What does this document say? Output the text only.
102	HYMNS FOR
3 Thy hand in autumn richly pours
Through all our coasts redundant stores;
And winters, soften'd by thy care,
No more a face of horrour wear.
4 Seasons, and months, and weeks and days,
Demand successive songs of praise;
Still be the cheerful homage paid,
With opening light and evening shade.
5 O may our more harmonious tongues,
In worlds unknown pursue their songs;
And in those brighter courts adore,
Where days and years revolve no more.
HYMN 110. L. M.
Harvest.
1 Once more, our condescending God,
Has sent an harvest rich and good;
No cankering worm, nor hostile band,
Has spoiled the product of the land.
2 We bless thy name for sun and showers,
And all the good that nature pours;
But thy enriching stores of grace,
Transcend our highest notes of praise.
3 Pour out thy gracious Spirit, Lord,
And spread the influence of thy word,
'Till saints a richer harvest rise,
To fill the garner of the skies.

.....

From the records above, please extract every line and repeat it exactly.

What does this document say? Output the text only.
102	HYMNS FOR
3 Thy hand in autumn richly pours
Through all our coasts redundant stores;
And winters, soften'd by thy care,
No more a face of horrour wear.
4 Seasons, and months, and weeks and days,
Demand successive songs of praise;
Still be the cheerful homage paid,
With opening light and evening shade.
5 O may our more harmonious tongues,
In worlds unknown pursue their songs;
And in those brighter courts adore,
Where days and years revolve no more.
HYMN 110. L. M.
Harvest.
1 Once more, our condescending God,
Has sent an harvest rich and good;
No cankering worm, nor hostile band,
Has spoiled the product of the land.
2 We bless thy name for sun and showers,
And all the good that nature pours;
But thy enriching stores of grace,
Transcend our highest notes of praise.
3 Pour out thy gracious Spirit, Lord,
And spread the influence of thy word,
'Till saints a richer harvest rise,
To fill the garner of the skies.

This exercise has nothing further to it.